### DO THIS
Output an exact reproduction of the data.

### DATA SECTION
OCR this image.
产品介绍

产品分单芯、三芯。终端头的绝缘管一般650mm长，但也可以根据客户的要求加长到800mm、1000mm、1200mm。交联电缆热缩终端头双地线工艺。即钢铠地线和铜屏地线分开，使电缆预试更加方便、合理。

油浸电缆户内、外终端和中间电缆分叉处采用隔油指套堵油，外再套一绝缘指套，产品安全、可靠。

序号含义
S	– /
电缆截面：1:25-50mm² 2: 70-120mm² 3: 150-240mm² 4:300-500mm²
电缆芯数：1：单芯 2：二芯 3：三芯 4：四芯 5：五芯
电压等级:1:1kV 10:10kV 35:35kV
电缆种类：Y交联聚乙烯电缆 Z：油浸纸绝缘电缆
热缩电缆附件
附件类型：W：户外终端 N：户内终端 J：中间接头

### TASK RESULT
OCR this image.
产品介绍

产品分单芯、三芯。终端头的绝缘管一般650mm长，但也可以根据客户的要求加长到800mm、1000mm、1200mm。交联电缆热缩终端头双地线工艺。即钢铠地线和铜屏地线分开，使电缆预试更加方便、合理。

油浸电缆户内、外终端和中间电缆分叉处采用隔油指套堵油，外再套一绝缘指套，产品安全、可靠。

序号含义
S	– /
电缆截面：1:25-50mm² 2: 70-120mm² 3: 150-240mm² 4:300-500mm²
电缆芯数：1：单芯 2：二芯 3：三芯 4：四芯 5：五芯
电压等级:1:1kV 10:10kV 35:35kV
电缆种类：Y交联聚乙烯电缆 Z：油浸纸绝缘电缆
热缩电缆附件
附件类型：W：户外终端 N：户内终端 J：中间接头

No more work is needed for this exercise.